* THE REQUEST:
Each line containing the word "Cycle" needs to be copied.

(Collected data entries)
··········

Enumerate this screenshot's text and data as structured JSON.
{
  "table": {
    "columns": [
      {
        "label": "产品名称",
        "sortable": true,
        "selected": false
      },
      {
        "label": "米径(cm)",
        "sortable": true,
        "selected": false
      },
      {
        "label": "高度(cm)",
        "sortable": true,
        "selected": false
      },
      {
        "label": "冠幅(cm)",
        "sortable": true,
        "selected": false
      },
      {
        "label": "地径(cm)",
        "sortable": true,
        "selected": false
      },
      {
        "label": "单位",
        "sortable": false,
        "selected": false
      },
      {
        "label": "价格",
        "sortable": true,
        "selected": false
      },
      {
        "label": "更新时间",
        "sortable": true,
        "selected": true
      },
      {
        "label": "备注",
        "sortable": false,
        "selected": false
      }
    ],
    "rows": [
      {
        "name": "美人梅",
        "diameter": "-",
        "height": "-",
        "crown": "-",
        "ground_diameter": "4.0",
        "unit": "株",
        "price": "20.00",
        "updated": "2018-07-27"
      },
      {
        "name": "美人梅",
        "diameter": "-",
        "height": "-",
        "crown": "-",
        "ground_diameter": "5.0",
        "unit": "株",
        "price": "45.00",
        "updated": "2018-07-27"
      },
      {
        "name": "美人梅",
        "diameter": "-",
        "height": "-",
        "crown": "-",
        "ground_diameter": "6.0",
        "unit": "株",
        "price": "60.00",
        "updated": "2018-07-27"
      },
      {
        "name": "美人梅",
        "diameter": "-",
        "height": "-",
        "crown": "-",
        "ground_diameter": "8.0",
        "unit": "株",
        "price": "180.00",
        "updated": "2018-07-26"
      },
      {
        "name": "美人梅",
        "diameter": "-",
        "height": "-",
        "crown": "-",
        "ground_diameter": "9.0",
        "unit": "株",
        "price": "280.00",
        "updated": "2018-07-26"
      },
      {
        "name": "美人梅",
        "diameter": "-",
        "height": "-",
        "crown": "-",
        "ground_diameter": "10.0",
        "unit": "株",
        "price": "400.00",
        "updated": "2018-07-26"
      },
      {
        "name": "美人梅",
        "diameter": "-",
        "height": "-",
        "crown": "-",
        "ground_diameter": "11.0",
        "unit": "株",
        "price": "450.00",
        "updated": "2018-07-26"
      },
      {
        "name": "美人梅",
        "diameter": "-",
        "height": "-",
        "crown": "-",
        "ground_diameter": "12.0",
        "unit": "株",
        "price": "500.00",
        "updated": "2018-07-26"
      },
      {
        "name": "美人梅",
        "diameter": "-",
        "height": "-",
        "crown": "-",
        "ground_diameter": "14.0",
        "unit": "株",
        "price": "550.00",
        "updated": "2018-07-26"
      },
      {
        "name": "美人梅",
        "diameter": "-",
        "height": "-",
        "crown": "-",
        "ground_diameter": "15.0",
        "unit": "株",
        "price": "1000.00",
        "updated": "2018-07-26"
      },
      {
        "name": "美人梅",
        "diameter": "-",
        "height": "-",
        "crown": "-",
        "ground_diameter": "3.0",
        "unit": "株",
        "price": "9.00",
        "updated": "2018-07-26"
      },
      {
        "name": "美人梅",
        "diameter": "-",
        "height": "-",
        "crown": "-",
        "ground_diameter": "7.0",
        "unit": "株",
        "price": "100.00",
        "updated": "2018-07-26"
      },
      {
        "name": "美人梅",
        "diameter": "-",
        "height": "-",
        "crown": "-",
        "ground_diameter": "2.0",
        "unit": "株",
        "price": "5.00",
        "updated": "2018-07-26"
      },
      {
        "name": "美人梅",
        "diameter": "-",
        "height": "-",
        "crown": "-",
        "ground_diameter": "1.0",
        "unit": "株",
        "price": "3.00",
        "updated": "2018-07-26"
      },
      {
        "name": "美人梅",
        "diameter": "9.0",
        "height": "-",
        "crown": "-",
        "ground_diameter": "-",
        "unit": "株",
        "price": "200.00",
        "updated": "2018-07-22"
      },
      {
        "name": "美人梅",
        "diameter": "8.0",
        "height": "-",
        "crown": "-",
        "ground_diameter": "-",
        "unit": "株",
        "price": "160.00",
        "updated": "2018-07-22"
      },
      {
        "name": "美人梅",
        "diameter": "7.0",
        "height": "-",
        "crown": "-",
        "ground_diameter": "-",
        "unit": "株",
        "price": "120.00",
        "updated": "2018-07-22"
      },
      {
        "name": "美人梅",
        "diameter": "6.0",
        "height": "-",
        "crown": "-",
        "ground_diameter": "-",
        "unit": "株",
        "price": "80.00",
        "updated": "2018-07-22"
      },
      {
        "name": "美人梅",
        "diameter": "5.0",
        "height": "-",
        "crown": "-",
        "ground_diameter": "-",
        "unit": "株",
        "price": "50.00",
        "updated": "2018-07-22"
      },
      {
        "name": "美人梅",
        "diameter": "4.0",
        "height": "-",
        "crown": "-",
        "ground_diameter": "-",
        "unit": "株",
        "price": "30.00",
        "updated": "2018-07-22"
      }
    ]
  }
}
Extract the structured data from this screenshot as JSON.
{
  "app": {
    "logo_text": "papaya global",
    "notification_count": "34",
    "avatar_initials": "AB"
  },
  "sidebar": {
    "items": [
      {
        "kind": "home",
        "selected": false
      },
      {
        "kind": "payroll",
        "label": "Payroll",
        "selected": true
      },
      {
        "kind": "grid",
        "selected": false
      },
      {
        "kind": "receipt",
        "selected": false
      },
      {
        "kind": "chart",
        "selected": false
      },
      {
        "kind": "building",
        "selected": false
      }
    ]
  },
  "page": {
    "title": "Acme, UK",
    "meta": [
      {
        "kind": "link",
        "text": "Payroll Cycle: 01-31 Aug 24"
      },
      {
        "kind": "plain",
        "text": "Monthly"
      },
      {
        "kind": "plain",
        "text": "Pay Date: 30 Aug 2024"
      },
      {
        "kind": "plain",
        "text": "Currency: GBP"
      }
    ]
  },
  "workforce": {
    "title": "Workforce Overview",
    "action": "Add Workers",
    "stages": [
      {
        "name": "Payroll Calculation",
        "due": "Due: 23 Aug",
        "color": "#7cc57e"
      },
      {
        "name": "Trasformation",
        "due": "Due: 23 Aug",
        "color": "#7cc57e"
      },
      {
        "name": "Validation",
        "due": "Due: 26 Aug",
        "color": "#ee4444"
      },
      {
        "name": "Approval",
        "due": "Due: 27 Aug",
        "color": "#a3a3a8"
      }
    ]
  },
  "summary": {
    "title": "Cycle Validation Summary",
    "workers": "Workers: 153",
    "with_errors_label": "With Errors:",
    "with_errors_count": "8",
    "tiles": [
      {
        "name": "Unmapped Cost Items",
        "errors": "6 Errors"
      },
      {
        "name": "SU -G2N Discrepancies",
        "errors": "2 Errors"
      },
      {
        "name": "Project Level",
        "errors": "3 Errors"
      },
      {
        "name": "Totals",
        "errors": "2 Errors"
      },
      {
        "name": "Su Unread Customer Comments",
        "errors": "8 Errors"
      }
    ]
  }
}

··········

* ANSWER TO THIS TASK:
        "text": "Payroll Cycle: 01-31 Aug 24"
    "title": "Cycle Validation Summary",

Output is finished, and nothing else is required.